**THE EXERCISE:**
Copy out all the records, word for word.

**MATERIALS PROVIDED:**
····················

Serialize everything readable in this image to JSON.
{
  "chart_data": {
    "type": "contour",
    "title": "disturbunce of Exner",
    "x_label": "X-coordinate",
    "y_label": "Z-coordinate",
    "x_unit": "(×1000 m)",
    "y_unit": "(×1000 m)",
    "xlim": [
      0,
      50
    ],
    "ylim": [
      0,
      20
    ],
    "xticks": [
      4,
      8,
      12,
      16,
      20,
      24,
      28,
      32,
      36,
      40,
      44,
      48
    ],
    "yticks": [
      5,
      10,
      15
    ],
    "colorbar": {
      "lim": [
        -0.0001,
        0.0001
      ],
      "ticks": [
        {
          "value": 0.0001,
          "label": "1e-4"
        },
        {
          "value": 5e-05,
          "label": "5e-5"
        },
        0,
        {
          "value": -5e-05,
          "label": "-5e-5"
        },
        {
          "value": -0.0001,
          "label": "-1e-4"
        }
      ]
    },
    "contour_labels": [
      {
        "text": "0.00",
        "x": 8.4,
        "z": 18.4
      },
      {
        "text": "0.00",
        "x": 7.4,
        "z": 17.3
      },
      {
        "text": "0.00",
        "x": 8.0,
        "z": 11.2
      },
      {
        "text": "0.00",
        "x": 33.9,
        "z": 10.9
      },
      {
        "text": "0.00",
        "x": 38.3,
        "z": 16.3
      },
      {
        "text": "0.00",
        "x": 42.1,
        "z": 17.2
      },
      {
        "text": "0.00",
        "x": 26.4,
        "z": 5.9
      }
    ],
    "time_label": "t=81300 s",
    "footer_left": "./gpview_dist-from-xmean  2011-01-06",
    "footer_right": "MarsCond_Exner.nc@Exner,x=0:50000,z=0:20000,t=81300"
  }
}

····················

**OUTPUT:**
Serialize everything readable in this image to JSON.
{
  "chart_data": {
    "type": "contour",
    "title": "disturbunce of Exner",
    "x_label": "X-coordinate",
    "y_label": "Z-coordinate",
    "x_unit": "(×1000 m)",
    "y_unit": "(×1000 m)",
    "xlim": [
      0,
      50
    ],
    "ylim": [
      0,
      20
    ],
    "xticks": [
      4,
      8,
      12,
      16,
      20,
      24,
      28,
      32,
      36,
      40,
      44,
      48
    ],
    "yticks": [
      5,
      10,
      15
    ],
    "colorbar": {
      "lim": [
        -0.0001,
        0.0001
      ],
      "ticks": [
        {
          "value": 0.0001,
          "label": "1e-4"
        },
        {
          "value": 5e-05,
          "label": "5e-5"
        },
        0,
        {
          "value": -5e-05,
          "label": "-5e-5"
        },
        {
          "value": -0.0001,
          "label": "-1e-4"
        }
      ]
    },
    "contour_labels": [
      {
        "text": "0.00",
        "x": 8.4,
        "z": 18.4
      },
      {
        "text": "0.00",
        "x": 7.4,
        "z": 17.3
      },
      {
        "text": "0.00",
        "x": 8.0,
        "z": 11.2
      },
      {
        "text": "0.00",
        "x": 33.9,
        "z": 10.9
      },
      {
        "text": "0.00",
        "x": 38.3,
        "z": 16.3
      },
      {
        "text": "0.00",
        "x": 42.1,
        "z": 17.2
      },
      {
        "text": "0.00",
        "x": 26.4,
        "z": 5.9
      }
    ],
    "time_label": "t=81300 s",
    "footer_left": "./gpview_dist-from-xmean  2011-01-06",
    "footer_right": "MarsCond_Exner.nc@Exner,x=0:50000,z=0:20000,t=81300"
  }
}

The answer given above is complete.